Rewrite all the records below, replacing every instance of "card-subtitle" with "card-caption" and changing nothing else. Leave the pictures out of your answer.

----------------------------------------

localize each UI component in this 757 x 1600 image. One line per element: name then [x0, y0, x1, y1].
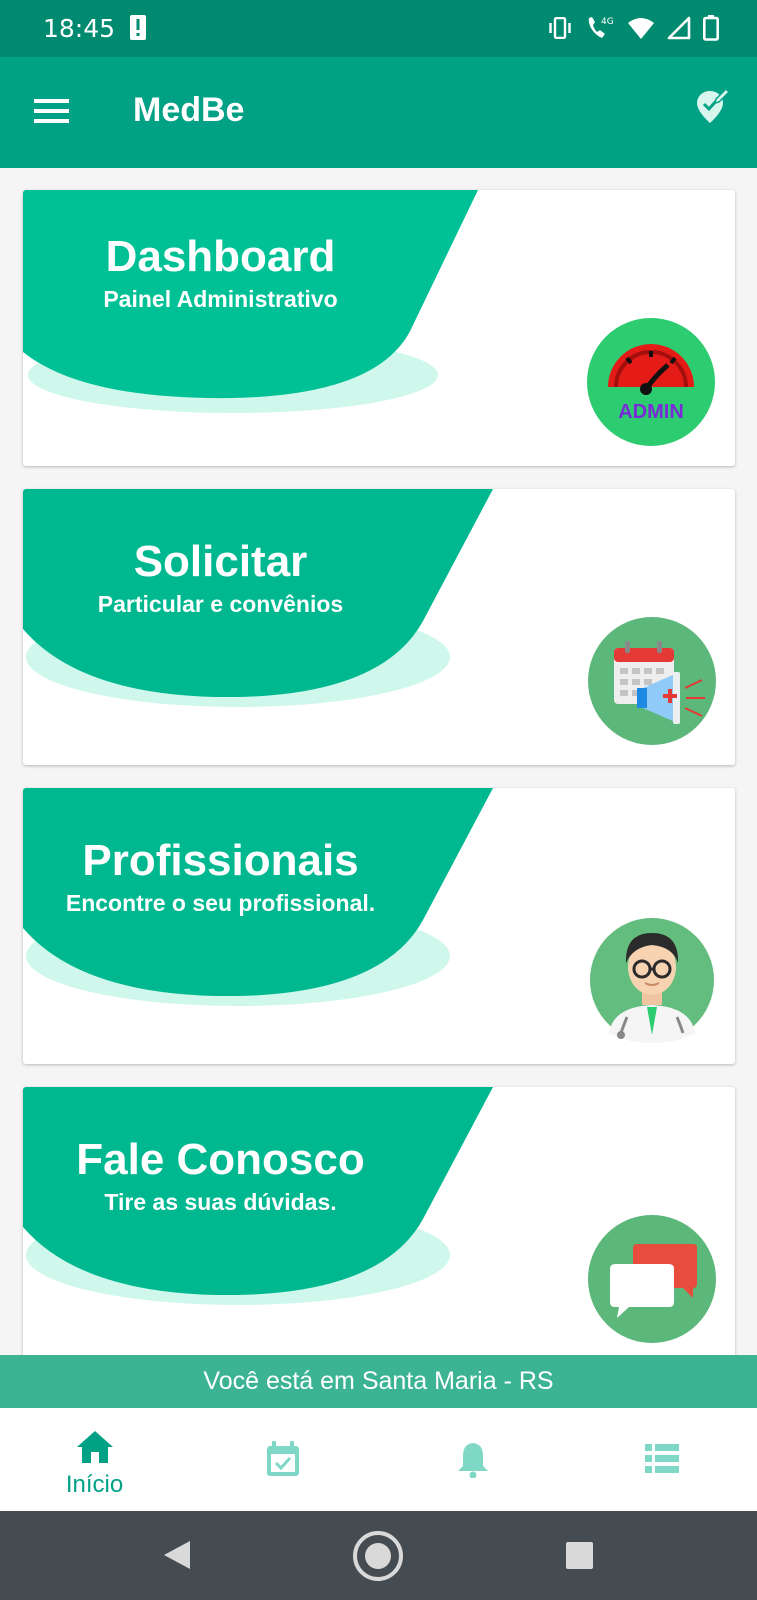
chat-bubbles-icon	[588, 1215, 716, 1343]
status-icons: 4G	[547, 13, 719, 43]
bottom-nav: Início	[0, 1408, 757, 1511]
status-time: 18:45	[43, 14, 116, 43]
signal-icon	[667, 16, 691, 40]
card-title: Profissionais	[82, 836, 359, 885]
calendar-check-icon	[267, 1441, 299, 1476]
home-icon	[77, 1431, 113, 1463]
menu-cards-list[interactable]: Dashboard Painel Administrativo ADMIN So…	[0, 168, 757, 1355]
card-subtitle: Painel Administrativo	[103, 286, 338, 312]
back-icon[interactable]	[162, 1539, 192, 1571]
location-strip: Você está em Santa Maria - RS	[0, 1355, 757, 1408]
alert-icon	[130, 15, 146, 40]
hamburger-menu-icon[interactable]	[34, 96, 69, 126]
profissionais-card[interactable]: Profissionais Encontre o seu profissiona…	[23, 788, 735, 1064]
fale-conosco-card[interactable]: Fale Conosco Tire as suas dúvidas.	[23, 1087, 735, 1355]
solicitar-card[interactable]: Solicitar Particular e convênios	[23, 489, 735, 765]
app-title: MedBe	[133, 91, 245, 129]
bell-icon	[458, 1443, 488, 1478]
system-nav-bar	[0, 1511, 757, 1600]
calendar-megaphone-icon	[588, 617, 716, 745]
call-4g-icon: 4G	[588, 17, 614, 38]
nav-label-inicio: Início	[65, 1471, 124, 1498]
nav-item-inicio[interactable]: Início	[0, 1408, 189, 1511]
status-bar: 18:45 4G	[0, 0, 757, 57]
battery-icon	[703, 15, 719, 41]
list-icon	[645, 1444, 679, 1473]
admin-gauge-icon: ADMIN	[587, 318, 715, 446]
svg-text:4G: 4G	[601, 17, 614, 27]
nav-item-list[interactable]	[567, 1408, 756, 1511]
card-title: Fale Conosco	[76, 1135, 365, 1184]
card-subtitle: Particular e convênios	[97, 591, 344, 617]
dashboard-card[interactable]: Dashboard Painel Administrativo ADMIN	[23, 190, 735, 466]
recents-icon[interactable]	[566, 1542, 593, 1569]
admin-label: ADMIN	[618, 401, 684, 423]
nav-item-notifications[interactable]	[378, 1408, 567, 1511]
home-circle-icon[interactable]	[352, 1530, 404, 1582]
card-subtitle: Encontre o seu profissional.	[65, 890, 376, 916]
card-subtitle: Tire as suas dúvidas.	[104, 1189, 337, 1215]
vibrate-icon	[549, 17, 571, 39]
card-title: Dashboard	[105, 232, 336, 281]
doctor-avatar-icon	[590, 918, 714, 1043]
app-bar: MedBe	[0, 57, 757, 168]
nav-item-calendar[interactable]	[189, 1408, 378, 1511]
wifi-icon	[628, 18, 654, 39]
card-title: Solicitar	[133, 537, 308, 586]
location-edit-icon[interactable]	[695, 87, 729, 125]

----------------------------------------

- Solved problem
localize each UI component in this 757 x 1600 image. One line per element: name then [x0, y0, x1, y1].
chat-bubbles-icon	[588, 1215, 716, 1343]
status-icons: 4G	[547, 13, 719, 43]
bottom-nav: Início	[0, 1408, 757, 1511]
status-time: 18:45	[43, 14, 116, 43]
signal-icon	[667, 16, 691, 40]
card-title: Profissionais	[82, 836, 359, 885]
calendar-check-icon	[267, 1441, 299, 1476]
home-icon	[77, 1431, 113, 1463]
menu-cards-list[interactable]: Dashboard Painel Administrativo ADMIN So…	[0, 168, 757, 1355]
card-caption: Painel Administrativo	[103, 286, 338, 312]
back-icon[interactable]	[162, 1539, 192, 1571]
location-strip: Você está em Santa Maria - RS	[0, 1355, 757, 1408]
alert-icon	[130, 15, 146, 40]
hamburger-menu-icon[interactable]	[34, 96, 69, 126]
profissionais-card[interactable]: Profissionais Encontre o seu profissiona…	[23, 788, 735, 1064]
fale-conosco-card[interactable]: Fale Conosco Tire as suas dúvidas.	[23, 1087, 735, 1355]
solicitar-card[interactable]: Solicitar Particular e convênios	[23, 489, 735, 765]
app-title: MedBe	[133, 91, 245, 129]
bell-icon	[458, 1443, 488, 1478]
system-nav-bar	[0, 1511, 757, 1600]
calendar-megaphone-icon	[588, 617, 716, 745]
call-4g-icon: 4G	[588, 17, 614, 38]
nav-label-inicio: Início	[65, 1471, 124, 1498]
nav-item-inicio[interactable]: Início	[0, 1408, 189, 1511]
status-bar: 18:45 4G	[0, 0, 757, 57]
battery-icon	[703, 15, 719, 41]
list-icon	[645, 1444, 679, 1473]
admin-gauge-icon: ADMIN	[587, 318, 715, 446]
svg-text:4G: 4G	[601, 17, 614, 27]
nav-item-list[interactable]	[567, 1408, 756, 1511]
card-title: Fale Conosco	[76, 1135, 365, 1184]
card-caption: Particular e convênios	[97, 591, 344, 617]
dashboard-card[interactable]: Dashboard Painel Administrativo ADMIN	[23, 190, 735, 466]
recents-icon[interactable]	[566, 1542, 593, 1569]
admin-label: ADMIN	[618, 401, 684, 423]
nav-item-notifications[interactable]	[378, 1408, 567, 1511]
home-circle-icon[interactable]	[352, 1530, 404, 1582]
card-caption: Encontre o seu profissional.	[65, 890, 376, 916]
card-caption: Tire as suas dúvidas.	[104, 1189, 337, 1215]
vibrate-icon	[549, 17, 571, 39]
card-title: Dashboard	[105, 232, 336, 281]
doctor-avatar-icon	[590, 918, 714, 1043]
app-bar: MedBe	[0, 57, 757, 168]
nav-item-calendar[interactable]	[189, 1408, 378, 1511]
wifi-icon	[628, 18, 654, 39]
card-title: Solicitar	[133, 537, 308, 586]
location-edit-icon[interactable]	[695, 87, 729, 125]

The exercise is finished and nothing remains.